>> START Dataset records

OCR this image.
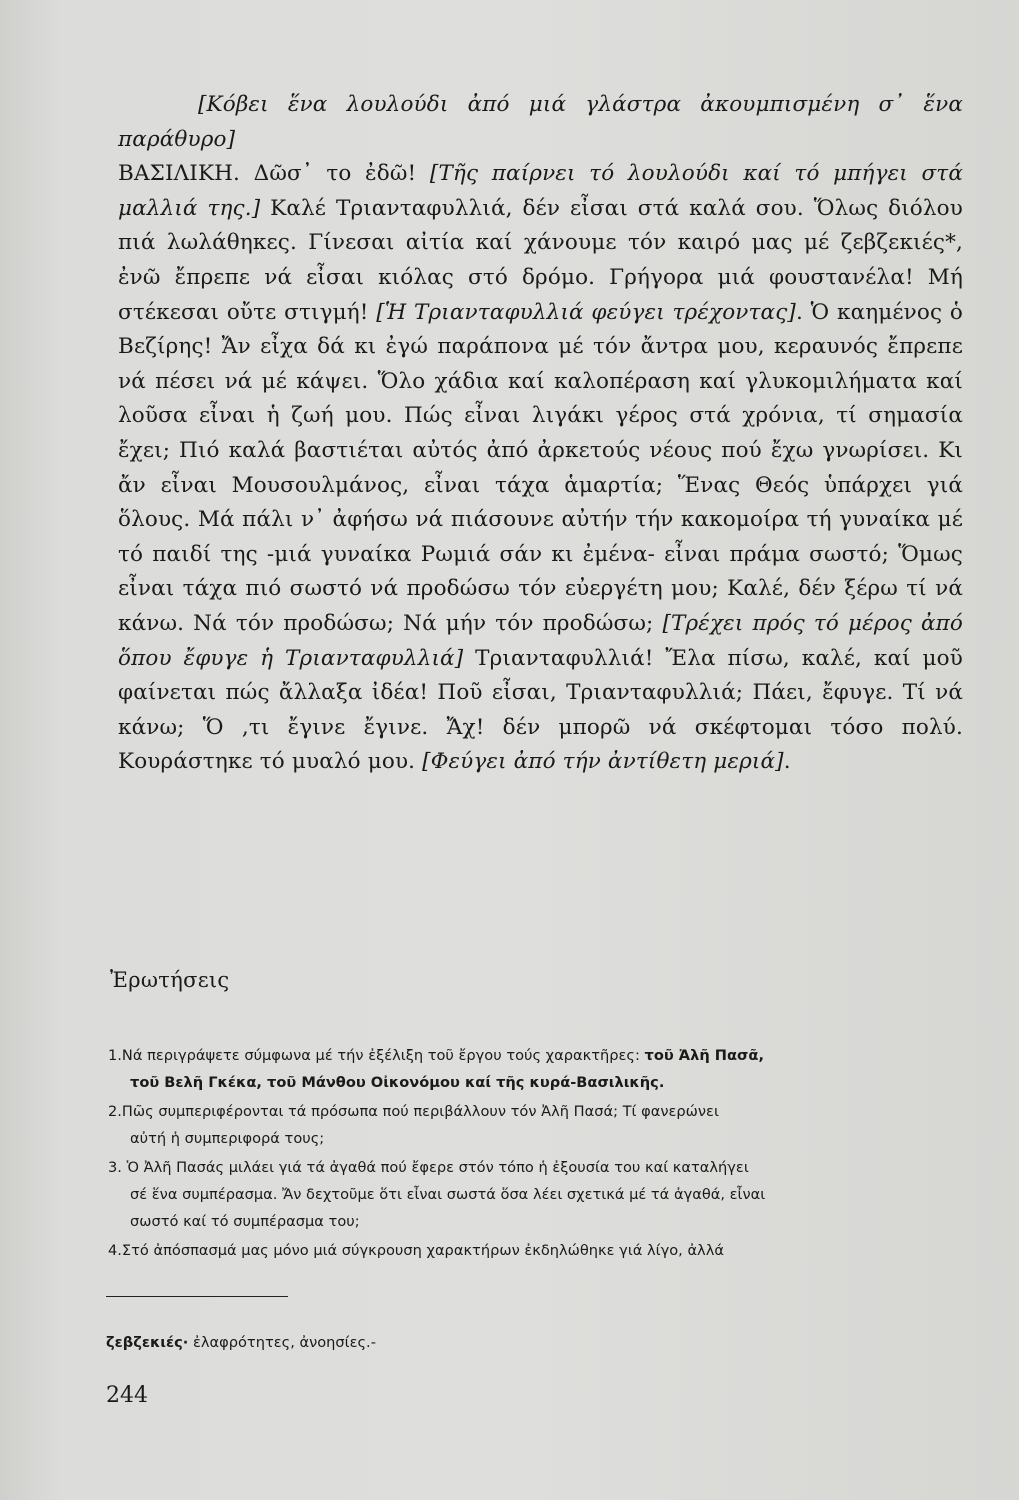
[Κόβει ἕνα λουλούδι ἀπό μιά γλάστρα ἀκουμπισμένη σ᾽ ἕνα παράθυρο]
ΒΑΣΙΛΙΚΗ. Δῶσ᾽ το ἐδῶ! [Τῆς παίρνει τό λουλούδι καί τό μπήγει στά μαλλιά της.] Καλέ Τριανταφυλλιά, δέν εἶσαι στά καλά σου. Ὅλως διόλου πιά λωλάθηκες. Γίνεσαι αἰτία καί χάνουμε τόν καιρό μας μέ ζεβζεκιές*, ἐνῶ ἔπρεπε νά εἶσαι κιόλας στό δρόμο. Γρήγορα μιά φουστανέλα! Μή στέκεσαι οὔτε στιγμή! [Ἡ Τριανταφυλλιά φεύγει τρέχοντας]. Ὁ καημένος ὁ Βεζίρης! Ἄν εἶχα δά κι ἐγώ παράπονα μέ τόν ἄντρα μου, κεραυνός ἔπρεπε νά πέσει νά μέ κάψει. Ὅλο χάδια καί καλοπέραση καί γλυκομιλήματα καί λοῦσα εἶναι ἡ ζωή μου. Πώς εἶναι λιγάκι γέρος στά χρόνια, τί σημασία ἔχει; Πιό καλά βαστιέται αὐτός ἀπό ἀρκετούς νέους πού ἔχω γνωρίσει. Κι ἄν εἶναι Μουσουλμάνος, εἶναι τάχα ἁμαρτία; Ἕνας Θεός ὑπάρχει γιά ὅλους. Μά πάλι ν᾽ ἀφήσω νά πιάσουνε αὐτήν τήν κακομοίρα τή γυναίκα μέ τό παιδί της -μιά γυναίκα Ρωμιά σάν κι ἐμένα- εἶναι πράμα σωστό; Ὅμως εἶναι τάχα πιό σωστό νά προδώσω τόν εὐεργέτη μου; Καλέ, δέν ξέρω τί νά κάνω. Νά τόν προδώσω; Νά μήν τόν προδώσω; [Τρέχει πρός τό μέρος ἀπό ὅπου ἔφυγε ἡ Τριανταφυλλιά] Τριανταφυλλιά! Ἔλα πίσω, καλέ, καί μοῦ φαίνεται πώς ἄλλαξα ἰδέα! Ποῦ εἶσαι, Τριανταφυλλιά; Πάει, ἔφυγε. Τί νά κάνω; Ὅ ,τι ἔγινε ἔγινε. Ἄχ! δέν μπορῶ νά σκέφτομαι τόσο πολύ. Κουράστηκε τό μυαλό μου. [Φεύγει ἀπό τήν ἀντίθετη μεριά].

Ἐρωτήσεις
1.Νά περιγράψετε σύμφωνα μέ τήν ἐξέλιξη τοῦ ἔργου τούς χαρακτῆρες: τοῦ Ἀλῆ Πασᾶ,
τοῦ Βελῆ Γκέκα, τοῦ Μάνθου Οἰκονόμου καί τῆς κυρά-Βασιλικῆς.
2.Πῶς συμπεριφέρονται τά πρόσωπα πού περιβάλλουν τόν Ἀλῆ Πασά; Τί φανερώνει
αὐτή ἡ συμπεριφορά τους;
3. Ὁ Ἀλῆ Πασάς μιλάει γιά τά ἀγαθά πού ἔφερε στόν τόπο ἡ ἐξουσία του καί καταλήγει
σέ ἕνα συμπέρασμα. Ἄν δεχτοῦμε ὅτι εἶναι σωστά ὅσα λέει σχετικά μέ τά ἀγαθά, εἶναι
σωστό καί τό συμπέρασμα του;
4.Στό ἀπόσπασμά μας μόνο μιά σύγκρουση χαρακτήρων ἐκδηλώθηκε γιά λίγο, ἀλλά
ζεβζεκιές· ἐλαφρότητες, ἀνοησίες.-
244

>> END Dataset records

Given problem:
Reproduce the material word for word. Any pictures should be left out of the copy.

Full response:
OCR this image.
[Κόβει ἕνα λουλούδι ἀπό μιά γλάστρα ἀκουμπισμένη σ᾽ ἕνα παράθυρο]
ΒΑΣΙΛΙΚΗ. Δῶσ᾽ το ἐδῶ! [Τῆς παίρνει τό λουλούδι καί τό μπήγει στά μαλλιά της.] Καλέ Τριανταφυλλιά, δέν εἶσαι στά καλά σου. Ὅλως διόλου πιά λωλάθηκες. Γίνεσαι αἰτία καί χάνουμε τόν καιρό μας μέ ζεβζεκιές*, ἐνῶ ἔπρεπε νά εἶσαι κιόλας στό δρόμο. Γρήγορα μιά φουστανέλα! Μή στέκεσαι οὔτε στιγμή! [Ἡ Τριανταφυλλιά φεύγει τρέχοντας]. Ὁ καημένος ὁ Βεζίρης! Ἄν εἶχα δά κι ἐγώ παράπονα μέ τόν ἄντρα μου, κεραυνός ἔπρεπε νά πέσει νά μέ κάψει. Ὅλο χάδια καί καλοπέραση καί γλυκομιλήματα καί λοῦσα εἶναι ἡ ζωή μου. Πώς εἶναι λιγάκι γέρος στά χρόνια, τί σημασία ἔχει; Πιό καλά βαστιέται αὐτός ἀπό ἀρκετούς νέους πού ἔχω γνωρίσει. Κι ἄν εἶναι Μουσουλμάνος, εἶναι τάχα ἁμαρτία; Ἕνας Θεός ὑπάρχει γιά ὅλους. Μά πάλι ν᾽ ἀφήσω νά πιάσουνε αὐτήν τήν κακομοίρα τή γυναίκα μέ τό παιδί της -μιά γυναίκα Ρωμιά σάν κι ἐμένα- εἶναι πράμα σωστό; Ὅμως εἶναι τάχα πιό σωστό νά προδώσω τόν εὐεργέτη μου; Καλέ, δέν ξέρω τί νά κάνω. Νά τόν προδώσω; Νά μήν τόν προδώσω; [Τρέχει πρός τό μέρος ἀπό ὅπου ἔφυγε ἡ Τριανταφυλλιά] Τριανταφυλλιά! Ἔλα πίσω, καλέ, καί μοῦ φαίνεται πώς ἄλλαξα ἰδέα! Ποῦ εἶσαι, Τριανταφυλλιά; Πάει, ἔφυγε. Τί νά κάνω; Ὅ ,τι ἔγινε ἔγινε. Ἄχ! δέν μπορῶ νά σκέφτομαι τόσο πολύ. Κουράστηκε τό μυαλό μου. [Φεύγει ἀπό τήν ἀντίθετη μεριά].

Ἐρωτήσεις
1.Νά περιγράψετε σύμφωνα μέ τήν ἐξέλιξη τοῦ ἔργου τούς χαρακτῆρες: τοῦ Ἀλῆ Πασᾶ,
τοῦ Βελῆ Γκέκα, τοῦ Μάνθου Οἰκονόμου καί τῆς κυρά-Βασιλικῆς.
2.Πῶς συμπεριφέρονται τά πρόσωπα πού περιβάλλουν τόν Ἀλῆ Πασά; Τί φανερώνει
αὐτή ἡ συμπεριφορά τους;
3. Ὁ Ἀλῆ Πασάς μιλάει γιά τά ἀγαθά πού ἔφερε στόν τόπο ἡ ἐξουσία του καί καταλήγει
σέ ἕνα συμπέρασμα. Ἄν δεχτοῦμε ὅτι εἶναι σωστά ὅσα λέει σχετικά μέ τά ἀγαθά, εἶναι
σωστό καί τό συμπέρασμα του;
4.Στό ἀπόσπασμά μας μόνο μιά σύγκρουση χαρακτήρων ἐκδηλώθηκε γιά λίγο, ἀλλά
ζεβζεκιές· ἐλαφρότητες, ἀνοησίες.-
244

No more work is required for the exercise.